▶ _Instructions for the task_
Every line below that contains "March" is to be copied.

▶ _Data records_
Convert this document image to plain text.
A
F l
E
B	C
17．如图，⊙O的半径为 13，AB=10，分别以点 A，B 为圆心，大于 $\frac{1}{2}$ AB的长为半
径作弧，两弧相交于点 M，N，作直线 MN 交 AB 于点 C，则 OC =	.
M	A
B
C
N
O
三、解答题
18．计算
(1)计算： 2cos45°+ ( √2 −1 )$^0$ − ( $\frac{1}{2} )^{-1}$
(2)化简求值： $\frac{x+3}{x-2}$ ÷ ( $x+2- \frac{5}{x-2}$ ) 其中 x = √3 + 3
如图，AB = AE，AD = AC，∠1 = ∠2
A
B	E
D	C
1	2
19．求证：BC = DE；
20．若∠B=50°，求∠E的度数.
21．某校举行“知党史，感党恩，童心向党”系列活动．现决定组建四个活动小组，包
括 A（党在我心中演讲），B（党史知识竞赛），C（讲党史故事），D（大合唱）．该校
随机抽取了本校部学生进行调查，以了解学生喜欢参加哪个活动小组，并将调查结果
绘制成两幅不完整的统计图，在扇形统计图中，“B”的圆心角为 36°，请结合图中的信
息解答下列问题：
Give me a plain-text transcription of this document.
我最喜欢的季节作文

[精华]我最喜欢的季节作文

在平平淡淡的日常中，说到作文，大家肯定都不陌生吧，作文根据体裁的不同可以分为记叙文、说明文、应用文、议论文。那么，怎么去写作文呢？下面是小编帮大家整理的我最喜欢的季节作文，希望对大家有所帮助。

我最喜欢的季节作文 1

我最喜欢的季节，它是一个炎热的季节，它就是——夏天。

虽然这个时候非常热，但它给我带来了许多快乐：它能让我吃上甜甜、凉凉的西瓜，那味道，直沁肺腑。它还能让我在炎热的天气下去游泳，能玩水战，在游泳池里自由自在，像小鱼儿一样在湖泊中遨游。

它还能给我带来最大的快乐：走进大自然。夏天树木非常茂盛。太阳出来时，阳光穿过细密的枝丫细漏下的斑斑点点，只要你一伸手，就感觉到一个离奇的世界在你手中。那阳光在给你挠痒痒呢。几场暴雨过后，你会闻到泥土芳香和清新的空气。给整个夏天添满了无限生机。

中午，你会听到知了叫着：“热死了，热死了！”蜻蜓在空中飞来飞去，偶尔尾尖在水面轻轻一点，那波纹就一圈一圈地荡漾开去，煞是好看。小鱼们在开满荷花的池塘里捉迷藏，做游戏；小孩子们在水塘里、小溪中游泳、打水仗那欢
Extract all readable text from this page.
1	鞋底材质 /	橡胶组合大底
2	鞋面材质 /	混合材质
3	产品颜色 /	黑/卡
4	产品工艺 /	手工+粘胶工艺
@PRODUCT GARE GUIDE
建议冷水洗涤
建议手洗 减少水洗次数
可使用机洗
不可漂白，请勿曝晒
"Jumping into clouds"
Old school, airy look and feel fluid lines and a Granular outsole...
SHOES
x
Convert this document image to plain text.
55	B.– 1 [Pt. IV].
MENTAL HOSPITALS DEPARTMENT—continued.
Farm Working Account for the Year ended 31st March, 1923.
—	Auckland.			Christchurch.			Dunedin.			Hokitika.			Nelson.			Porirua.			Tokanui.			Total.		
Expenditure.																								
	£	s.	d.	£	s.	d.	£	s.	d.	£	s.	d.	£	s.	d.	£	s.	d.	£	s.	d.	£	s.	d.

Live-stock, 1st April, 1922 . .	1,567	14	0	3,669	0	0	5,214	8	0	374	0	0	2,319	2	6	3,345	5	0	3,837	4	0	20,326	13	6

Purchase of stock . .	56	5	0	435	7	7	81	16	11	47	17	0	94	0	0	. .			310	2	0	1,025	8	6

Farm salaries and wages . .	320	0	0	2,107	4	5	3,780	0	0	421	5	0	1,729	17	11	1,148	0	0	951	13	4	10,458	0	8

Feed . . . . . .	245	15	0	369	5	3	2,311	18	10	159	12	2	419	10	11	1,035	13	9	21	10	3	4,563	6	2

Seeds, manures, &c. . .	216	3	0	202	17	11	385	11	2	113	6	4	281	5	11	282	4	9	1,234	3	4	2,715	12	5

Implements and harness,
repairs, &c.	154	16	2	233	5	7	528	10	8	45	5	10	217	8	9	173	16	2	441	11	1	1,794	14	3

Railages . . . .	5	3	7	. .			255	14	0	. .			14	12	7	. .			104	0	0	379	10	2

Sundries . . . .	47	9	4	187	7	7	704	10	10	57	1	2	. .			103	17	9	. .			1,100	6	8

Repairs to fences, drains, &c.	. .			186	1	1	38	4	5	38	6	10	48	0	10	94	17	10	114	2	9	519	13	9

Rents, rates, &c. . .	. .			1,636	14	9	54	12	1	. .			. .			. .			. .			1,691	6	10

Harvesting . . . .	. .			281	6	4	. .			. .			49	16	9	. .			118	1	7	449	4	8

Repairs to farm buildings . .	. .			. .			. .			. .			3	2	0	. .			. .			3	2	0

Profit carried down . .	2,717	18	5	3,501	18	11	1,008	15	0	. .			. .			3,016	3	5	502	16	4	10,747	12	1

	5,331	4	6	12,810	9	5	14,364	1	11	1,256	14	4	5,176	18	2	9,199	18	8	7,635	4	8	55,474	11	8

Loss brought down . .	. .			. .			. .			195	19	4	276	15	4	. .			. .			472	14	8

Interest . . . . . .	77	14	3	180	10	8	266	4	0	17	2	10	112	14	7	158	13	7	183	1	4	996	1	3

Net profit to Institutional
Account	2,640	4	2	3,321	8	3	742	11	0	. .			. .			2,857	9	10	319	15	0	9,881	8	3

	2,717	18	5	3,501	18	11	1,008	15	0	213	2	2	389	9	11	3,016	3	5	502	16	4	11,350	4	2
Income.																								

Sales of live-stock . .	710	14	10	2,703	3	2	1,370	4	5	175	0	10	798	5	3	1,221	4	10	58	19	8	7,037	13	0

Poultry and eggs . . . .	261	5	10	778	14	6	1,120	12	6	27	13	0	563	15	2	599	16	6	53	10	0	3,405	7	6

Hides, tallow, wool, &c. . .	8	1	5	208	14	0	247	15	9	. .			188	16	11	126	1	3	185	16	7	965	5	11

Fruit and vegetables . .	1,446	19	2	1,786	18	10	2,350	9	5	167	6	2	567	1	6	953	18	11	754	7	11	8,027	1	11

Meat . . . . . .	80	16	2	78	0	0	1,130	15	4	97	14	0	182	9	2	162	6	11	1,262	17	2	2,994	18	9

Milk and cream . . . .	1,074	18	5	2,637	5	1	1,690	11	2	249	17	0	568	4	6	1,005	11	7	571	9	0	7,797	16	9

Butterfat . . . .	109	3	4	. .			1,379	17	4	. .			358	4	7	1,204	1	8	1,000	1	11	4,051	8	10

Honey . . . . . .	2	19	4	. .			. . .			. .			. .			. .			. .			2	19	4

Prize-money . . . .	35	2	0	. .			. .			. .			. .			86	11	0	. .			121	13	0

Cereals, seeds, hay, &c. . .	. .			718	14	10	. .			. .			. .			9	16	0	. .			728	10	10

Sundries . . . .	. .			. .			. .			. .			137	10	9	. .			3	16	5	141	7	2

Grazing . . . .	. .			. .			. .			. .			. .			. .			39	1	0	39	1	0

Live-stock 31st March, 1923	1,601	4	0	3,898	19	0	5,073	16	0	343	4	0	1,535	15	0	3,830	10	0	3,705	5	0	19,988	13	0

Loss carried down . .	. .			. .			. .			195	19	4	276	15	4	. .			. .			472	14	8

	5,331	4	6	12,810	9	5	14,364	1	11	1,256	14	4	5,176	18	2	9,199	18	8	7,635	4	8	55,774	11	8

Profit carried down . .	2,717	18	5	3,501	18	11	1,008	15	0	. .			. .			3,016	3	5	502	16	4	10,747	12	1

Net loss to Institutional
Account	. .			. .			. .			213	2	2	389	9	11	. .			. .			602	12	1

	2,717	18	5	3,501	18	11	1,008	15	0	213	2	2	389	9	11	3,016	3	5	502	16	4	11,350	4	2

▶ _Answer to the problem_
Farm Working Account for the Year ended 31st March, 1923.
Live-stock 31st March, 1923	1,601	4	0	3,898	19	0	5,073	16	0	343	4	0	1,535	15	0	3,830	10	0	3,705	5	0	19,988	13	0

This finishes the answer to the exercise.